- To do -
Extract every line of the material below and reproduce it faithfully.

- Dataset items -
◆ ◆ ◆ ◆
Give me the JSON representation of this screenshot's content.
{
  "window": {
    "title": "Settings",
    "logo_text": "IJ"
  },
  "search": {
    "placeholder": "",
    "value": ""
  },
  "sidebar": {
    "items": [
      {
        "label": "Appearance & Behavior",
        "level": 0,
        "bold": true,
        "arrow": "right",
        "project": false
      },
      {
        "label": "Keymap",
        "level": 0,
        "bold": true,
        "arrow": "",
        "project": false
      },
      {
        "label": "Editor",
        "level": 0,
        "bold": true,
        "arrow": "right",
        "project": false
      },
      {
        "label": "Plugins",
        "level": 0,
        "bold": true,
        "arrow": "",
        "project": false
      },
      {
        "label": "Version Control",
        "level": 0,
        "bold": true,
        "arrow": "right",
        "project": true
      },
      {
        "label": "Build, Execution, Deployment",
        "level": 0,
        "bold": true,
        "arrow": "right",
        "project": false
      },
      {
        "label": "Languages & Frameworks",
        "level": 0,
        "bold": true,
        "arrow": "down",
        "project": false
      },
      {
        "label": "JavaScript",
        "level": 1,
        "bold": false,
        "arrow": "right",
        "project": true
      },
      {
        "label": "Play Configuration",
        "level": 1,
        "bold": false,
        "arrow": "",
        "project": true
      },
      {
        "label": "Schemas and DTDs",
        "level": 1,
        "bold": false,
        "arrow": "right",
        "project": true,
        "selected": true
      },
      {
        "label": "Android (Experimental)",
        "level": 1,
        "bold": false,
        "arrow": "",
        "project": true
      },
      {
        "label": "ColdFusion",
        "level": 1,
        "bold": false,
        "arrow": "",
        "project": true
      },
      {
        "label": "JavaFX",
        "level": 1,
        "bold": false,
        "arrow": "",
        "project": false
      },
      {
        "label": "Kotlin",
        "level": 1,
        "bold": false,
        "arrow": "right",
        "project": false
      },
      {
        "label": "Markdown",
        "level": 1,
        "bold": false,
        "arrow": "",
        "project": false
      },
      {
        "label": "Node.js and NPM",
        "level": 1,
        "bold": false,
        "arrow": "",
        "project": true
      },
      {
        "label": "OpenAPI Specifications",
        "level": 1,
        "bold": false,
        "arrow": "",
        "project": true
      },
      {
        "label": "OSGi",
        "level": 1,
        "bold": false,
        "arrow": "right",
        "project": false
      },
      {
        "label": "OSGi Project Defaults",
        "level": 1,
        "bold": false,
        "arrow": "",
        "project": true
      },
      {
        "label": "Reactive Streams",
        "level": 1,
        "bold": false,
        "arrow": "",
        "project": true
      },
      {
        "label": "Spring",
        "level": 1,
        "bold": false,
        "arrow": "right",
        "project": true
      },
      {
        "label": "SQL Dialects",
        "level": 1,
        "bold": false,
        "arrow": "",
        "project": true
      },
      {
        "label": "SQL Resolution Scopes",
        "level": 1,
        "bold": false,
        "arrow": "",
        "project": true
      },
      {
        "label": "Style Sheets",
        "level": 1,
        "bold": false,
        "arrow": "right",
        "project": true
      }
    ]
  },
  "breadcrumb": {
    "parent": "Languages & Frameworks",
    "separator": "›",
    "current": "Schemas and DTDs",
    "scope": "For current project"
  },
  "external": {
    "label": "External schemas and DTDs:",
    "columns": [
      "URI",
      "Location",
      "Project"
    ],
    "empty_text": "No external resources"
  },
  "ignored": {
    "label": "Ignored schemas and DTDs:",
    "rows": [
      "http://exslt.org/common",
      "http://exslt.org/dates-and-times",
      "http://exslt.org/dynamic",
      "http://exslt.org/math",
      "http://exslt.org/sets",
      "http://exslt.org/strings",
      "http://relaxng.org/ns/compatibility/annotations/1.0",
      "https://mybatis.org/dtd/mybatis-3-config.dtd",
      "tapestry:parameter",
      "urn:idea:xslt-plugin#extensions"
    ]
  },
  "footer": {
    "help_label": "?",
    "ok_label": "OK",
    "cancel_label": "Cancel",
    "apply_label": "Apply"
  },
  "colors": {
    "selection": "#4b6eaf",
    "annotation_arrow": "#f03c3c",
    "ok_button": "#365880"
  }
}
◆ ◆ ◆ ◆
- Problem solution -
Give me the JSON representation of this screenshot's content.
{
  "window": {
    "title": "Settings",
    "logo_text": "IJ"
  },
  "search": {
    "placeholder": "",
    "value": ""
  },
  "sidebar": {
    "items": [
      {
        "label": "Appearance & Behavior",
        "level": 0,
        "bold": true,
        "arrow": "right",
        "project": false
      },
      {
        "label": "Keymap",
        "level": 0,
        "bold": true,
        "arrow": "",
        "project": false
      },
      {
        "label": "Editor",
        "level": 0,
        "bold": true,
        "arrow": "right",
        "project": false
      },
      {
        "label": "Plugins",
        "level": 0,
        "bold": true,
        "arrow": "",
        "project": false
      },
      {
        "label": "Version Control",
        "level": 0,
        "bold": true,
        "arrow": "right",
        "project": true
      },
      {
        "label": "Build, Execution, Deployment",
        "level": 0,
        "bold": true,
        "arrow": "right",
        "project": false
      },
      {
        "label": "Languages & Frameworks",
        "level": 0,
        "bold": true,
        "arrow": "down",
        "project": false
      },
      {
        "label": "JavaScript",
        "level": 1,
        "bold": false,
        "arrow": "right",
        "project": true
      },
      {
        "label": "Play Configuration",
        "level": 1,
        "bold": false,
        "arrow": "",
        "project": true
      },
      {
        "label": "Schemas and DTDs",
        "level": 1,
        "bold": false,
        "arrow": "right",
        "project": true,
        "selected": true
      },
      {
        "label": "Android (Experimental)",
        "level": 1,
        "bold": false,
        "arrow": "",
        "project": true
      },
      {
        "label": "ColdFusion",
        "level": 1,
        "bold": false,
        "arrow": "",
        "project": true
      },
      {
        "label": "JavaFX",
        "level": 1,
        "bold": false,
        "arrow": "",
        "project": false
      },
      {
        "label": "Kotlin",
        "level": 1,
        "bold": false,
        "arrow": "right",
        "project": false
      },
      {
        "label": "Markdown",
        "level": 1,
        "bold": false,
        "arrow": "",
        "project": false
      },
      {
        "label": "Node.js and NPM",
        "level": 1,
        "bold": false,
        "arrow": "",
        "project": true
      },
      {
        "label": "OpenAPI Specifications",
        "level": 1,
        "bold": false,
        "arrow": "",
        "project": true
      },
      {
        "label": "OSGi",
        "level": 1,
        "bold": false,
        "arrow": "right",
        "project": false
      },
      {
        "label": "OSGi Project Defaults",
        "level": 1,
        "bold": false,
        "arrow": "",
        "project": true
      },
      {
        "label": "Reactive Streams",
        "level": 1,
        "bold": false,
        "arrow": "",
        "project": true
      },
      {
        "label": "Spring",
        "level": 1,
        "bold": false,
        "arrow": "right",
        "project": true
      },
      {
        "label": "SQL Dialects",
        "level": 1,
        "bold": false,
        "arrow": "",
        "project": true
      },
      {
        "label": "SQL Resolution Scopes",
        "level": 1,
        "bold": false,
        "arrow": "",
        "project": true
      },
      {
        "label": "Style Sheets",
        "level": 1,
        "bold": false,
        "arrow": "right",
        "project": true
      }
    ]
  },
  "breadcrumb": {
    "parent": "Languages & Frameworks",
    "separator": "›",
    "current": "Schemas and DTDs",
    "scope": "For current project"
  },
  "external": {
    "label": "External schemas and DTDs:",
    "columns": [
      "URI",
      "Location",
      "Project"
    ],
    "empty_text": "No external resources"
  },
  "ignored": {
    "label": "Ignored schemas and DTDs:",
    "rows": [
      "http://exslt.org/common",
      "http://exslt.org/dates-and-times",
      "http://exslt.org/dynamic",
      "http://exslt.org/math",
      "http://exslt.org/sets",
      "http://exslt.org/strings",
      "http://relaxng.org/ns/compatibility/annotations/1.0",
      "https://mybatis.org/dtd/mybatis-3-config.dtd",
      "tapestry:parameter",
      "urn:idea:xslt-plugin#extensions"
    ]
  },
  "footer": {
    "help_label": "?",
    "ok_label": "OK",
    "cancel_label": "Cancel",
    "apply_label": "Apply"
  },
  "colors": {
    "selection": "#4b6eaf",
    "annotation_arrow": "#f03c3c",
    "ok_button": "#365880"
  }
}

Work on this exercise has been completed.